- **WHAT THE EXERCISE ASKS**
Copy the lines holding the word "document", all of them.
[start of EXERCISE DATA]
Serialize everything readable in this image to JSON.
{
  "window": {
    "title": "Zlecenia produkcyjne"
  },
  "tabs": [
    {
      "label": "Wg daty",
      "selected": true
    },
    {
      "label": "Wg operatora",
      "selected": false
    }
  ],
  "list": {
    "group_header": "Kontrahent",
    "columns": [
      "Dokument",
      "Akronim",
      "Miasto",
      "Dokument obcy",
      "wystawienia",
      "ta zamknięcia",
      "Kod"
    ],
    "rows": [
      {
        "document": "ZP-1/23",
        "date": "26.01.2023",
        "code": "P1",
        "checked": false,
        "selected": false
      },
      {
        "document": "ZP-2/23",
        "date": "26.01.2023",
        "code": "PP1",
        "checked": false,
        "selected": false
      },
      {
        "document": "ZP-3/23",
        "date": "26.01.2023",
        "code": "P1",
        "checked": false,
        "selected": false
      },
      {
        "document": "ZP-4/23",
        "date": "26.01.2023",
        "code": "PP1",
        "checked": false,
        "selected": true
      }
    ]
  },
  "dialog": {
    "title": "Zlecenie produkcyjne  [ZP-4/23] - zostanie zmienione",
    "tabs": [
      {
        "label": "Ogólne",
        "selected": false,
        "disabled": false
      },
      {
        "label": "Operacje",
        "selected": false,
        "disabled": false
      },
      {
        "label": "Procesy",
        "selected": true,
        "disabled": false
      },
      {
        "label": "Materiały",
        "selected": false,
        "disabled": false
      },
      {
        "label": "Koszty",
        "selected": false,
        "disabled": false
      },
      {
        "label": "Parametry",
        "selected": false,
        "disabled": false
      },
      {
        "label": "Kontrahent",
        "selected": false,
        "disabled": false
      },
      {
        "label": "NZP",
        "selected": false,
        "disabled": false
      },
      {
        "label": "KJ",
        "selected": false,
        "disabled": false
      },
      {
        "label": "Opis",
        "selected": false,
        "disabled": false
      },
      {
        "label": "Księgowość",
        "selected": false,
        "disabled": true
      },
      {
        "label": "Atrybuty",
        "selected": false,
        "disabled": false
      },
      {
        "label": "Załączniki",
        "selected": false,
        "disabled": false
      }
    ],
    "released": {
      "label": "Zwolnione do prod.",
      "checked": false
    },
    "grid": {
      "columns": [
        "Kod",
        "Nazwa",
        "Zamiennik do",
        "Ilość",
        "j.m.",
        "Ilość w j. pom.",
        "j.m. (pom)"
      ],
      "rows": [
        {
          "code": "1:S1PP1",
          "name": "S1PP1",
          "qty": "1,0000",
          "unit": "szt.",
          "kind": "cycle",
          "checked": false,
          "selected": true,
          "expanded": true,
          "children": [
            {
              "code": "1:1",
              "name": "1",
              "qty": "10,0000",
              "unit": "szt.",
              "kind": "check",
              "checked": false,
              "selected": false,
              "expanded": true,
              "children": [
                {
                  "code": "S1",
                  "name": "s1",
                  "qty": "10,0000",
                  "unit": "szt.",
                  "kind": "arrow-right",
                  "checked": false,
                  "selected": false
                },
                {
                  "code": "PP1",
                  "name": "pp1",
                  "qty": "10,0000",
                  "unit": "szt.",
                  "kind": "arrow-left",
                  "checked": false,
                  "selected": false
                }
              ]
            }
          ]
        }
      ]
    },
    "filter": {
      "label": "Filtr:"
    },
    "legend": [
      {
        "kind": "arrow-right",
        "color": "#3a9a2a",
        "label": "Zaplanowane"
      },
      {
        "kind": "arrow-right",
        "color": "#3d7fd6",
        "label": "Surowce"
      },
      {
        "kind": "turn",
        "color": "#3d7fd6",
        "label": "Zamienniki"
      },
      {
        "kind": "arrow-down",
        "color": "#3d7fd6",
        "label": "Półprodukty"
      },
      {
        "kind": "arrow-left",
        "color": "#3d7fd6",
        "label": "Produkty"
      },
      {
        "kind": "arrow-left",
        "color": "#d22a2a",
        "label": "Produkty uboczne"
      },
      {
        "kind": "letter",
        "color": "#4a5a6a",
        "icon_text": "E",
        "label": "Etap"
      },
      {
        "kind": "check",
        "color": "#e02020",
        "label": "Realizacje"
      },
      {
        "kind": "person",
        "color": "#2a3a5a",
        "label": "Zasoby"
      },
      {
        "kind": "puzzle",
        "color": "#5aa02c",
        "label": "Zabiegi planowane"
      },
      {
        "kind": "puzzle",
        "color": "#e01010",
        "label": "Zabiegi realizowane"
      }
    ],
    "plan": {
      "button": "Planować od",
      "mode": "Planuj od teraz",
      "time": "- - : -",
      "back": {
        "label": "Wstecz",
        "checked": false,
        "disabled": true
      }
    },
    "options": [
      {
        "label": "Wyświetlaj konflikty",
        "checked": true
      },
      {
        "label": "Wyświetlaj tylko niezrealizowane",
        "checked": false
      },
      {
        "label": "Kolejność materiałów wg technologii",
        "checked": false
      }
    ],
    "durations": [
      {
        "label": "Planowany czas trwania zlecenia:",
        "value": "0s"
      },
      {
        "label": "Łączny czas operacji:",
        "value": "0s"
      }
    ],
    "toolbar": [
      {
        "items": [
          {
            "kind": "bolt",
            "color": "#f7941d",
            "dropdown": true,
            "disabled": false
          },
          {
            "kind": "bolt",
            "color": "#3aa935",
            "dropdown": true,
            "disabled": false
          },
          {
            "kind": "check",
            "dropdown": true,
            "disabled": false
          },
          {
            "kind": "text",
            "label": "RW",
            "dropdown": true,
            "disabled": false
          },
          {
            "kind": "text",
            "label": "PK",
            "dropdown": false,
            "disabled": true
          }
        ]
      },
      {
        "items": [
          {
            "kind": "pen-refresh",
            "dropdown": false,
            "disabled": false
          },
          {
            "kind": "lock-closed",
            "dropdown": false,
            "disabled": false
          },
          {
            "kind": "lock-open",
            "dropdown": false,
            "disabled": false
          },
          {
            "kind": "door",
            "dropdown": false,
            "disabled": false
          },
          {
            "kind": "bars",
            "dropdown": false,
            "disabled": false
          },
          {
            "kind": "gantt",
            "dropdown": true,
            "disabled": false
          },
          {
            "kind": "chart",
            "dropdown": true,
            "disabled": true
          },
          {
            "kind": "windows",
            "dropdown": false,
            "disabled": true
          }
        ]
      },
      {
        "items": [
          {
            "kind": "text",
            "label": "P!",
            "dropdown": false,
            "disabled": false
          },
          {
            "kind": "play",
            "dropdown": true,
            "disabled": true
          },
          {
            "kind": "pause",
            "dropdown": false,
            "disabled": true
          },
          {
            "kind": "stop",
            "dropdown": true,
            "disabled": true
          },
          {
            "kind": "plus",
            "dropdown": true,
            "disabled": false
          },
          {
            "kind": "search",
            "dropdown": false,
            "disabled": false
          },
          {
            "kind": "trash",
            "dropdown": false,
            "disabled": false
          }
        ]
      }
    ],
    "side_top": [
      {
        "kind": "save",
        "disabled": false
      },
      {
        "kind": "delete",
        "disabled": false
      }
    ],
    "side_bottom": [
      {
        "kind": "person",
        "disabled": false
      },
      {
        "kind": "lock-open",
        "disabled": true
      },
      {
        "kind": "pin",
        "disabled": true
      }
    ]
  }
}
[end of EXERCISE DATA]
- **SOLUTION**
        "document": "ZP-1/23",
        "document": "ZP-2/23",
        "document": "ZP-3/23",
        "document": "ZP-4/23",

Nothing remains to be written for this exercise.